▶ _Required work_
How many lines of the material below contain the string "Ctrl"? Answer with the number and nothing else.

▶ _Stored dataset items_
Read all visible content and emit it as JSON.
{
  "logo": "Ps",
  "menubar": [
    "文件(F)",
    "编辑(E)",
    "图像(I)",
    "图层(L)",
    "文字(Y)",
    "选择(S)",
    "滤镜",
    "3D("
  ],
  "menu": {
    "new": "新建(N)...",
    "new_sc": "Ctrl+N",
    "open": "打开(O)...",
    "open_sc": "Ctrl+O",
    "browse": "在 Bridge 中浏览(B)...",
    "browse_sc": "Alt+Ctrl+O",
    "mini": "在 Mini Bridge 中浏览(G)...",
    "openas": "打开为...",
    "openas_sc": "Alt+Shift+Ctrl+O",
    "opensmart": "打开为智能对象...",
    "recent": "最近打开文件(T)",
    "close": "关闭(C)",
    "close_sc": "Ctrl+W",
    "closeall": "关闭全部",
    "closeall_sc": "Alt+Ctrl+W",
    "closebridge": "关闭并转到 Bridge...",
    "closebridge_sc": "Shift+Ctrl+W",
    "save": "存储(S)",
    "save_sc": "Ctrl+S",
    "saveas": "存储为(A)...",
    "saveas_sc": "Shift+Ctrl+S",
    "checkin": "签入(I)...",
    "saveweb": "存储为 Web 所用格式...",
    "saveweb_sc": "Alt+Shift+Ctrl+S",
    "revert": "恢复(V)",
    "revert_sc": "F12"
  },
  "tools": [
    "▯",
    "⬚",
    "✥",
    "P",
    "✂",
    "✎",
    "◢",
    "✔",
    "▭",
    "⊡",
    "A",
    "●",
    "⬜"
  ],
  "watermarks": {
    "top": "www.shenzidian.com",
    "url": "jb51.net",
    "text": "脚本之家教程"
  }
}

▶ _Exercise response_
10